**Dataset entries**
┄┄┄┄┄┄┄┄┄┄

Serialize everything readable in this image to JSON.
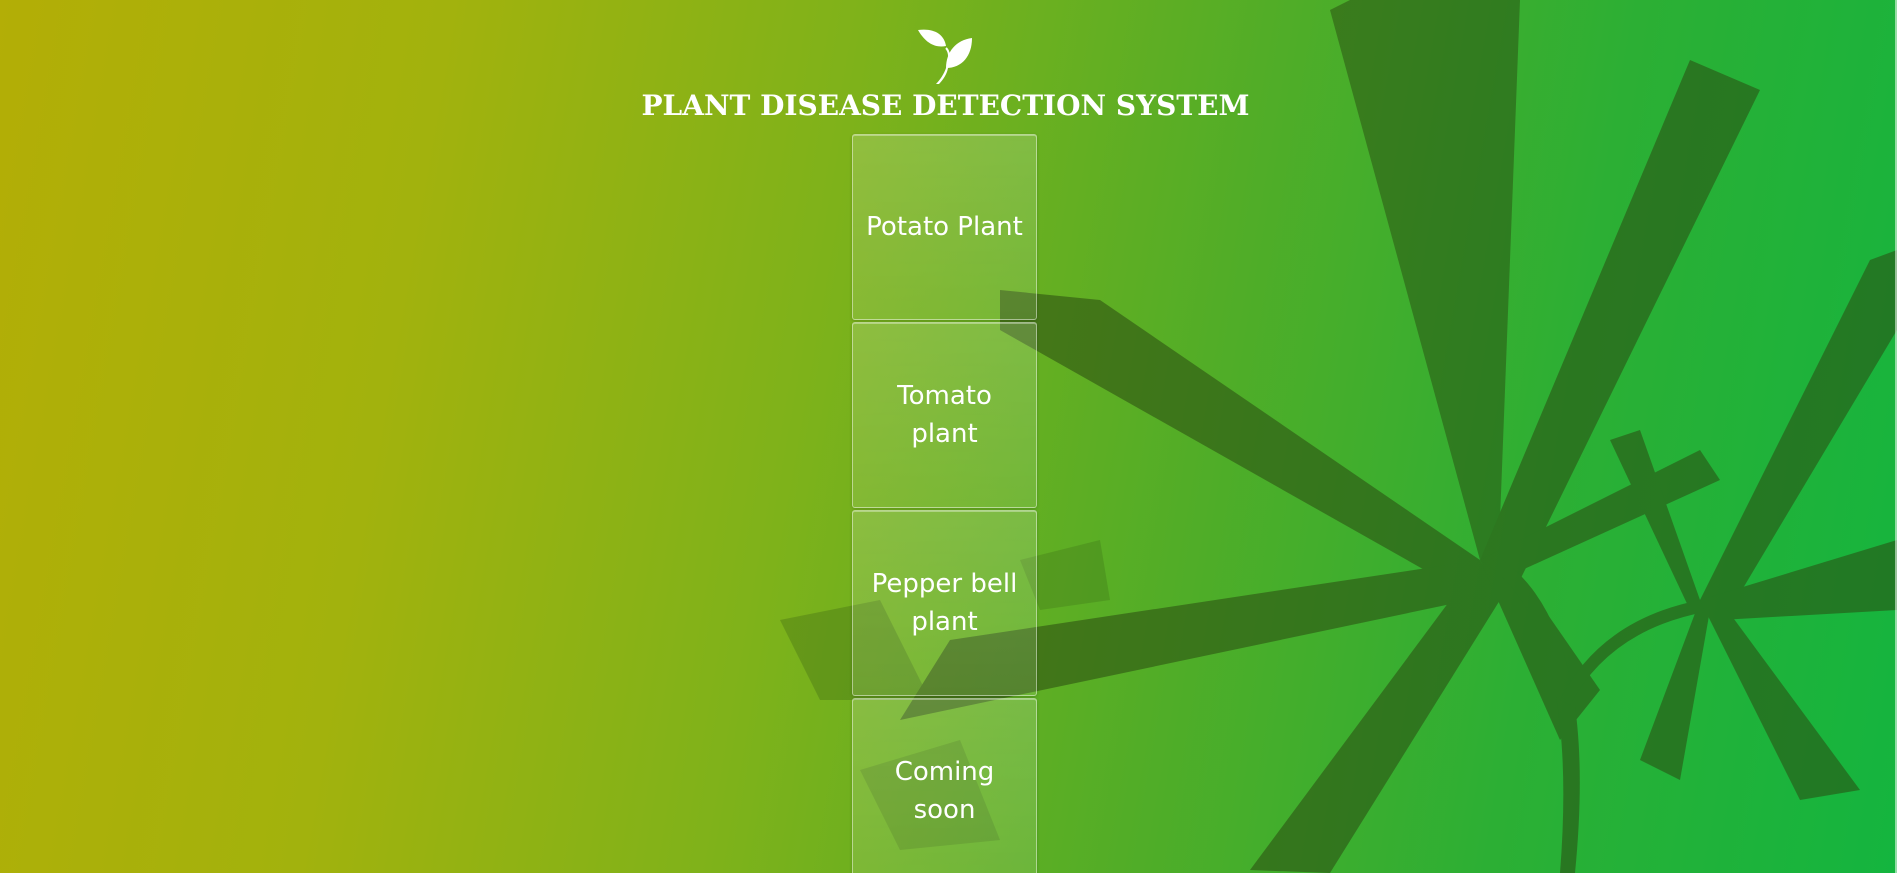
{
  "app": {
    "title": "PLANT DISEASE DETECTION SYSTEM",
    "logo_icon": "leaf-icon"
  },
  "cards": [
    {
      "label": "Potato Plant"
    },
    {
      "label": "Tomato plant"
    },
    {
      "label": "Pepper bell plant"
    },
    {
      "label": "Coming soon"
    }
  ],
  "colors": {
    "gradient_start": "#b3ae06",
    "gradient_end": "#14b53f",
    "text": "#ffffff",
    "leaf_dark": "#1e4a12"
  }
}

┄┄┄┄┄┄┄┄┄┄

**Set exercise**
Retype all of the entries exactly as written, leaving out any images.

**Full output**
Serialize everything readable in this image to JSON.
{
  "app": {
    "title": "PLANT DISEASE DETECTION SYSTEM",
    "logo_icon": "leaf-icon"
  },
  "cards": [
    {
      "label": "Potato Plant"
    },
    {
      "label": "Tomato plant"
    },
    {
      "label": "Pepper bell plant"
    },
    {
      "label": "Coming soon"
    }
  ],
  "colors": {
    "gradient_start": "#b3ae06",
    "gradient_end": "#14b53f",
    "text": "#ffffff",
    "leaf_dark": "#1e4a12"
  }
}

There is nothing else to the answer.